* EXCERPTED RECORDS
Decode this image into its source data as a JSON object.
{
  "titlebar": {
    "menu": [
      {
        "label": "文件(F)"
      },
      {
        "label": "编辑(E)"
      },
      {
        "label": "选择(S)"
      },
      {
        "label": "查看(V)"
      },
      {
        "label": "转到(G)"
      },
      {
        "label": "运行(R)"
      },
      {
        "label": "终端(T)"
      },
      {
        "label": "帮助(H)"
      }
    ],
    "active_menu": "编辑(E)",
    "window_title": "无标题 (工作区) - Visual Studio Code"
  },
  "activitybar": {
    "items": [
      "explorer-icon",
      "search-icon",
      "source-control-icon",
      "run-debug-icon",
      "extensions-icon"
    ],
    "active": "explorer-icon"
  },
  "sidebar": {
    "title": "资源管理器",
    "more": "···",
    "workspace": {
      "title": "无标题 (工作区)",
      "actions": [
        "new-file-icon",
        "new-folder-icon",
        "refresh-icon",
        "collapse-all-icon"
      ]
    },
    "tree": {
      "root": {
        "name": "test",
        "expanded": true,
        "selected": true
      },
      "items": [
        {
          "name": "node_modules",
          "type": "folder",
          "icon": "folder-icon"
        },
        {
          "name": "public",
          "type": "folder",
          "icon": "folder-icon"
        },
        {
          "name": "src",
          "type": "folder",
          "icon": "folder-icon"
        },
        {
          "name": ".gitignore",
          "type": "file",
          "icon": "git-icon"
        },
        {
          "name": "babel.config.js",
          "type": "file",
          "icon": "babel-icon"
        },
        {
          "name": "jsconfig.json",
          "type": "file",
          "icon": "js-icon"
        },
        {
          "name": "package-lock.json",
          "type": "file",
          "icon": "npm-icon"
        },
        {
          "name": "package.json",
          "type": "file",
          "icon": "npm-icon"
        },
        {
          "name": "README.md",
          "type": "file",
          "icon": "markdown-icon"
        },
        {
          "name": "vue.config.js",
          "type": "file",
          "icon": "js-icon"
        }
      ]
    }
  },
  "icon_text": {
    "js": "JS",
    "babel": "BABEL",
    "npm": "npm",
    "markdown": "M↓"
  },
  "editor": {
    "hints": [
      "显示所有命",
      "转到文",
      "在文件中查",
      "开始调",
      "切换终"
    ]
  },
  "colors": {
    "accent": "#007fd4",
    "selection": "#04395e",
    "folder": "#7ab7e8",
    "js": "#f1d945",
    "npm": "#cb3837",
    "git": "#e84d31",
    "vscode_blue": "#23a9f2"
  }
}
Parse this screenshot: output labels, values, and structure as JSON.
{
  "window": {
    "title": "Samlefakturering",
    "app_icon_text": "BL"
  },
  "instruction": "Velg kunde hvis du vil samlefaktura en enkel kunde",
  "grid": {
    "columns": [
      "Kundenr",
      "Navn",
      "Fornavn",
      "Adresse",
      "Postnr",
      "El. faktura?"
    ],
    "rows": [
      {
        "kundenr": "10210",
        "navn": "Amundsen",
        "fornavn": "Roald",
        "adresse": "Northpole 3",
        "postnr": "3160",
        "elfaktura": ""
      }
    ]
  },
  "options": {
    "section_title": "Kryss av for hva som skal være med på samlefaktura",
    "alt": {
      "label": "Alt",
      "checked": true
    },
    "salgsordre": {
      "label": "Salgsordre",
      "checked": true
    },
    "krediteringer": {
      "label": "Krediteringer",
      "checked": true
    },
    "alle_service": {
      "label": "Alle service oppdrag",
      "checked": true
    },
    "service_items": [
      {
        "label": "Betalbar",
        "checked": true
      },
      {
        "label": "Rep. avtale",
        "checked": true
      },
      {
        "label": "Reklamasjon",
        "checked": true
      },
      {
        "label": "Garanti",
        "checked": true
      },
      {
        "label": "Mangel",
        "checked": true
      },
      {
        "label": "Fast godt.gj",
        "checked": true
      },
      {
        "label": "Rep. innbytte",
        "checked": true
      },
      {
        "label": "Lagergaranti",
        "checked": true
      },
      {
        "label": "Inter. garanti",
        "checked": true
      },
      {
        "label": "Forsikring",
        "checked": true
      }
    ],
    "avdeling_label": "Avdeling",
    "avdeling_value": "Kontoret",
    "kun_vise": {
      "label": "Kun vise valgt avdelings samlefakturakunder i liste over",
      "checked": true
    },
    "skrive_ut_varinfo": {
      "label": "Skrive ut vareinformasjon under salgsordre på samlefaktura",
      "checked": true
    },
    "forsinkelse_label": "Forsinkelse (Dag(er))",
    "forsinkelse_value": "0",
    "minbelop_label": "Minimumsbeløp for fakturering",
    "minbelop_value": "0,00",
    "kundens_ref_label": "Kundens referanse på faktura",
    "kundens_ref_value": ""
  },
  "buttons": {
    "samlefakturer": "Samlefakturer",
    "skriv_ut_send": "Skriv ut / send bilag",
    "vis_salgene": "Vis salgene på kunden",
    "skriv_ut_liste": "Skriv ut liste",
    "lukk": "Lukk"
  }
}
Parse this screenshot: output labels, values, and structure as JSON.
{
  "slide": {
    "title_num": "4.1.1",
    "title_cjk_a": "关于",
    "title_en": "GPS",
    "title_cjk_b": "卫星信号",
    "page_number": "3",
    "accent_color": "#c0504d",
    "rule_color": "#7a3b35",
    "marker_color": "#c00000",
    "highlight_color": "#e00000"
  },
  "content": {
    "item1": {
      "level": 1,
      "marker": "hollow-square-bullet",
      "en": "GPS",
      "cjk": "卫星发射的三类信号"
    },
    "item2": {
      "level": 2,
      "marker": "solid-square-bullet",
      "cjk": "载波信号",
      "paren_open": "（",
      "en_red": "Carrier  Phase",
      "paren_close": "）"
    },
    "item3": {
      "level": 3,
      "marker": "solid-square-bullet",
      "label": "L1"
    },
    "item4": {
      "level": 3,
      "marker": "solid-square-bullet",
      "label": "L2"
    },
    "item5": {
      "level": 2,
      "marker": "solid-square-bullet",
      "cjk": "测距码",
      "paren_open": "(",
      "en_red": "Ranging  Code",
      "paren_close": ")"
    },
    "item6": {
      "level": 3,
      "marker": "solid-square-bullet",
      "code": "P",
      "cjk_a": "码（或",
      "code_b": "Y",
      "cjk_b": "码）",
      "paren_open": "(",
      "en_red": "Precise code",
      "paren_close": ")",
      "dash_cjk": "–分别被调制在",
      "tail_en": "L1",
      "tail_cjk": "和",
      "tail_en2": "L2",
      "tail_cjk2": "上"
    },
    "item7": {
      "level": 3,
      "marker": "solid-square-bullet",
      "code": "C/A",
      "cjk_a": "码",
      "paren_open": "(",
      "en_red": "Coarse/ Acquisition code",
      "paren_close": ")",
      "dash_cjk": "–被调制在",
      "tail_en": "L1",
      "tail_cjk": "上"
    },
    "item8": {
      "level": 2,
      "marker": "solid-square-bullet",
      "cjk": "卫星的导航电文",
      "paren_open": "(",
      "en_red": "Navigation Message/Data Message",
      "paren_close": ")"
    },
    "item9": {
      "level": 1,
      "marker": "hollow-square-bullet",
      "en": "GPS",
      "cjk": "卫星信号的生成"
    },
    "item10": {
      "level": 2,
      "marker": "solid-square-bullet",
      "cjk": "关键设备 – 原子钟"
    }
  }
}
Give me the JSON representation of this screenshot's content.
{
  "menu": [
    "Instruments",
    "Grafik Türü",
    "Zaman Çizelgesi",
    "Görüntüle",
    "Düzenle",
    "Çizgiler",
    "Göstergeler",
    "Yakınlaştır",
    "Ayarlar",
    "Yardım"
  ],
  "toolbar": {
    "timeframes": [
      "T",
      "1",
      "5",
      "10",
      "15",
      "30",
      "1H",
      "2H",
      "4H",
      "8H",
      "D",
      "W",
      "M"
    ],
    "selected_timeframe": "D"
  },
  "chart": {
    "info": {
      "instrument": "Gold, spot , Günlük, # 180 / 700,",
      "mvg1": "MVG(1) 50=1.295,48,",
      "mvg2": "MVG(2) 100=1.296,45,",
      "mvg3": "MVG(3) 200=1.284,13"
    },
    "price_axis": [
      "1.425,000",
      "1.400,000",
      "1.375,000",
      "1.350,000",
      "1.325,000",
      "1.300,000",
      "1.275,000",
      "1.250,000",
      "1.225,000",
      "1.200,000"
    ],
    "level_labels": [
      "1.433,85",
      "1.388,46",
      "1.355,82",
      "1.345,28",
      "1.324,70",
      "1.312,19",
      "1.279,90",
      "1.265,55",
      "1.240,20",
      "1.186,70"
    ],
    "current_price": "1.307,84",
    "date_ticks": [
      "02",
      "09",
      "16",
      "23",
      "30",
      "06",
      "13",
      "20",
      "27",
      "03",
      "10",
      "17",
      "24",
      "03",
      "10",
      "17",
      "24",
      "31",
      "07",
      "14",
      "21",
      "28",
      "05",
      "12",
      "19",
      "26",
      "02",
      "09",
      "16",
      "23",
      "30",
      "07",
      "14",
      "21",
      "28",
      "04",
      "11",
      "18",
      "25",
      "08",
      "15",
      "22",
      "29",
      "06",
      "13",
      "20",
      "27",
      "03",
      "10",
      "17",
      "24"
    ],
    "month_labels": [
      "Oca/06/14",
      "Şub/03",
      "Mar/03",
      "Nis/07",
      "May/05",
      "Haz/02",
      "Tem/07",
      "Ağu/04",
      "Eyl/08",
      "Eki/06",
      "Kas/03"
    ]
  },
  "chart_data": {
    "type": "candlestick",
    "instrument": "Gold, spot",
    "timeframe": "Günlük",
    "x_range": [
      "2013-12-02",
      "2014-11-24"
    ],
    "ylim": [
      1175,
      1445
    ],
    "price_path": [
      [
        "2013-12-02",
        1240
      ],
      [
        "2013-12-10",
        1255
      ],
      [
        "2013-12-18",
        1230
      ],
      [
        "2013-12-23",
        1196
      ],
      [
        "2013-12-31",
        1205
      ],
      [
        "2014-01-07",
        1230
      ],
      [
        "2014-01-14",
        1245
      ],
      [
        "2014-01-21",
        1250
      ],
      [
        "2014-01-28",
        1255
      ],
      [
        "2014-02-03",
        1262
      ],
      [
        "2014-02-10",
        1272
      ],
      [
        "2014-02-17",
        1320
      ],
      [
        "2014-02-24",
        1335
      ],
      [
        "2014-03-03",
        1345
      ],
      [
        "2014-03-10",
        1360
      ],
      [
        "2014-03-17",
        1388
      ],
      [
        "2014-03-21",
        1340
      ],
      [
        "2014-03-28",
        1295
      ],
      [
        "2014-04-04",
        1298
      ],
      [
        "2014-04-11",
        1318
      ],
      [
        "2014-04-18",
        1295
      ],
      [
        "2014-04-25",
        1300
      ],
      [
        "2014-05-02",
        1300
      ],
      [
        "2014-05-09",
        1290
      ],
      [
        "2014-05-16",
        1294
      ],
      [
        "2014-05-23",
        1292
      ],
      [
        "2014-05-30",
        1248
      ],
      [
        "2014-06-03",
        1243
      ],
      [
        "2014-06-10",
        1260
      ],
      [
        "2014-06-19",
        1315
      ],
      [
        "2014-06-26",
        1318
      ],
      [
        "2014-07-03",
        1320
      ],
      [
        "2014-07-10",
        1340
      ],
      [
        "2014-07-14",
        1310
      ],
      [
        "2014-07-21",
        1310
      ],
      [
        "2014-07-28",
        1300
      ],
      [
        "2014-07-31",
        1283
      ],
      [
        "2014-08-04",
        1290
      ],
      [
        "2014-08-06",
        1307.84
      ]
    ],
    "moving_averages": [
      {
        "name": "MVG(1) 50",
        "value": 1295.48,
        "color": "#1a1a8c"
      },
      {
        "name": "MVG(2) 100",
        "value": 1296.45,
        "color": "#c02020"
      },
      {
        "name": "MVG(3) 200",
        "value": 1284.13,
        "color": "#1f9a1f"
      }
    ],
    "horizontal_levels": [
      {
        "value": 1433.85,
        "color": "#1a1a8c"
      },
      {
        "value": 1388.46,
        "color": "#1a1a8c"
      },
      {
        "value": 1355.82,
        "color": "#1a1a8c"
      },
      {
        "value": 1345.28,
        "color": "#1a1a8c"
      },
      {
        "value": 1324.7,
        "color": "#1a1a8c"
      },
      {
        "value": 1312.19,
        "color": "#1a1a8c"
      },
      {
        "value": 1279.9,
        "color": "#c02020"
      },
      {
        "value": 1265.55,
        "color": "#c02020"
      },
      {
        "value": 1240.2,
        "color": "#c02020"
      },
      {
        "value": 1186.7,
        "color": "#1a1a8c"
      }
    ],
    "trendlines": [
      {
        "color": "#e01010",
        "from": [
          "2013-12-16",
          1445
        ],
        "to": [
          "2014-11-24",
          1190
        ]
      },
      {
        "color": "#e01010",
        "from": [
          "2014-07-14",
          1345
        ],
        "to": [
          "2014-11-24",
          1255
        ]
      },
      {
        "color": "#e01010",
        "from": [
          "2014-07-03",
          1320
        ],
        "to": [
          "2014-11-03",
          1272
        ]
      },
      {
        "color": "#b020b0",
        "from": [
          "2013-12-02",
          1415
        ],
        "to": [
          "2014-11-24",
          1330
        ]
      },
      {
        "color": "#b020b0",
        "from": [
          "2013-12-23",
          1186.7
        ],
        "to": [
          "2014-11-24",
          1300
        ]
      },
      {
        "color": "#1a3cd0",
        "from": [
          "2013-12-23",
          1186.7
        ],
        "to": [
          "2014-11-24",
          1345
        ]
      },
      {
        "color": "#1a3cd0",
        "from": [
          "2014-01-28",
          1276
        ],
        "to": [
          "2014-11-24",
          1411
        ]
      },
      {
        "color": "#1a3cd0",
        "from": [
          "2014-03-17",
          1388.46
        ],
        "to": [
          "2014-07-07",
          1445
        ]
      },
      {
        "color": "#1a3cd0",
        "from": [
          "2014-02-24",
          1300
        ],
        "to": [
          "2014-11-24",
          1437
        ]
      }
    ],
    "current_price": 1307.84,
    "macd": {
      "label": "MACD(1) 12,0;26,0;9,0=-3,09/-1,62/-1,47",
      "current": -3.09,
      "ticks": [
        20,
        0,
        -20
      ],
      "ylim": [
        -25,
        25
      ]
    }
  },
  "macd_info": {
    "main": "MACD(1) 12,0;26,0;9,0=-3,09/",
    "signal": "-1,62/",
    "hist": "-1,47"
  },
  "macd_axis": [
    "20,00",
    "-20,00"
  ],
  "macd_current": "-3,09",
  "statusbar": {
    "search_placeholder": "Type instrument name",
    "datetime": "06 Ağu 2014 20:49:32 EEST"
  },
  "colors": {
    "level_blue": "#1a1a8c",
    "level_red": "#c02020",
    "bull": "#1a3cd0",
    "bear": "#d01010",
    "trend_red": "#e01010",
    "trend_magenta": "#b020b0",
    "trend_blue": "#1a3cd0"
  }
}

* PROBLEM DETAILS
Find and copy each line above that includes the string "Günlük".

* TASK SOLUTION
      "instrument": "Gold, spot , Günlük, # 180 / 700,",
    "timeframe": "Günlük",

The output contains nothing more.